▶ [Your objective] Check each line of the data below for the word "this", then extract the ones that have it.

Data records:
******
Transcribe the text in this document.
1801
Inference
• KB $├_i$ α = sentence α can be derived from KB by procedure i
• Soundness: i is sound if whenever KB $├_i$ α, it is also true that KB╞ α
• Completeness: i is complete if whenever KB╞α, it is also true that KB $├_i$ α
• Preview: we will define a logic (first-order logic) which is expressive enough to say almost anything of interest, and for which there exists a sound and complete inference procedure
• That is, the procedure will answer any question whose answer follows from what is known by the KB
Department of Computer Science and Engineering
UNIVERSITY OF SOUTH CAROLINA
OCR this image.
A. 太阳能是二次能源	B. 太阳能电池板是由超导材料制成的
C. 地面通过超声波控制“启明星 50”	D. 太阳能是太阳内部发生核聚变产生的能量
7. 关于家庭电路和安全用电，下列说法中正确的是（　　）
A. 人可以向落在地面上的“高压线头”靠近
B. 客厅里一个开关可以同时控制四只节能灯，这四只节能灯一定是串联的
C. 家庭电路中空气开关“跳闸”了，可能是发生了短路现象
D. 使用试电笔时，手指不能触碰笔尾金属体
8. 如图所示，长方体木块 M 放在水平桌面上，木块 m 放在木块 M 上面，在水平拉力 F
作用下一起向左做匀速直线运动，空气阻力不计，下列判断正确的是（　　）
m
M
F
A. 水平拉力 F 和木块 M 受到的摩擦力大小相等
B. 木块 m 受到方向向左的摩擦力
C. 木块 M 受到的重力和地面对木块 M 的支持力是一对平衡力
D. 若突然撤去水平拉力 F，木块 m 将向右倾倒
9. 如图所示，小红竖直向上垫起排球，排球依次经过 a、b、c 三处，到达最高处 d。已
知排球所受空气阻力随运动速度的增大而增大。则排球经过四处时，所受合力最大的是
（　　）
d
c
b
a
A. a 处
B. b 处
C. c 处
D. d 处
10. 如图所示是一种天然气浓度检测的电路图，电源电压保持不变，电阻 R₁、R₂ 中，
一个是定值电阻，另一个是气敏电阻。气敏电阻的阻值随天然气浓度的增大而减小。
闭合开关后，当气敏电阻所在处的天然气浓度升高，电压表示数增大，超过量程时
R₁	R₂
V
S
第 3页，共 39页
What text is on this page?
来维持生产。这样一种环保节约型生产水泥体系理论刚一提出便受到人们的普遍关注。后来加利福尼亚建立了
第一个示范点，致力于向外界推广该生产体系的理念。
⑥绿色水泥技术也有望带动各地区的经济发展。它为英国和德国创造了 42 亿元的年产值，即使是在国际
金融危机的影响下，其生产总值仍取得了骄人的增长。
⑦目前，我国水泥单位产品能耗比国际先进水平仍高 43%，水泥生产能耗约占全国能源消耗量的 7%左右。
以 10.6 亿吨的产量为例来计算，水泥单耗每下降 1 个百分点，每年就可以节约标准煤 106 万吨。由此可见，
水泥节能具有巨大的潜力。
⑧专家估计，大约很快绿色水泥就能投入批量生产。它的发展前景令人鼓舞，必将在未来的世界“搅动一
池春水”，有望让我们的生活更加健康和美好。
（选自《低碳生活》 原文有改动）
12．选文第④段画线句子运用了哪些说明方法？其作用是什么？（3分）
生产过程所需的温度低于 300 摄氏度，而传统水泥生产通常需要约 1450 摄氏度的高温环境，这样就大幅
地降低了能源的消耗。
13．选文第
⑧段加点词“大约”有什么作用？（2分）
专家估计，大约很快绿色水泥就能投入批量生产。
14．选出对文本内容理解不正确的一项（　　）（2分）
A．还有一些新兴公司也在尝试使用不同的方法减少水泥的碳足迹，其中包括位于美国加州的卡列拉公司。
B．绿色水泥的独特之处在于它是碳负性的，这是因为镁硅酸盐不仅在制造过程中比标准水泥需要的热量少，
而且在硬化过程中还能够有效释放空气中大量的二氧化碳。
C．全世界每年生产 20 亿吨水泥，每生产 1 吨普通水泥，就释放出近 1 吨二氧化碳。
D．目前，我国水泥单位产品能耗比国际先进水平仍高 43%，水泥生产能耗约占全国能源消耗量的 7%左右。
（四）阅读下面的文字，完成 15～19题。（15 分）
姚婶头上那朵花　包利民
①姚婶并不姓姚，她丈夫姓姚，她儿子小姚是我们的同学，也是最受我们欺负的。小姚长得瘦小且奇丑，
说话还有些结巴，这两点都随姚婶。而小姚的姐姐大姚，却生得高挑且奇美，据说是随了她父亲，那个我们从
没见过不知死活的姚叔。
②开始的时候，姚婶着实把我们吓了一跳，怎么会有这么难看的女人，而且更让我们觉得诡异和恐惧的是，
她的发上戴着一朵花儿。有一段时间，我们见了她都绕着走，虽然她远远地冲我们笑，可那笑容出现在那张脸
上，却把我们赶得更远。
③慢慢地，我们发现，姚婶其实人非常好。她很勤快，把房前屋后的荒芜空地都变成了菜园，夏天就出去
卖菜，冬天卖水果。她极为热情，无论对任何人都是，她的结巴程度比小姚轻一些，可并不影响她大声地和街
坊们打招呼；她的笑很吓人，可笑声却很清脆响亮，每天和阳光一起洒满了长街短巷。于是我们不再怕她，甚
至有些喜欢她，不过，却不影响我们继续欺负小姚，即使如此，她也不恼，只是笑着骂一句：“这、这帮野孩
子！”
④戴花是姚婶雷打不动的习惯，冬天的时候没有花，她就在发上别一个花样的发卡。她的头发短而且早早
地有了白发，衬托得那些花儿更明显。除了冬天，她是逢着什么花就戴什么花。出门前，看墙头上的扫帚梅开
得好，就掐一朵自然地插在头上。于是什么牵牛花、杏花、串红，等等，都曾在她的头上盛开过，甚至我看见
******
▶ [Response]
Transcribe the text in this document.
OCR this image.
What text is on this page?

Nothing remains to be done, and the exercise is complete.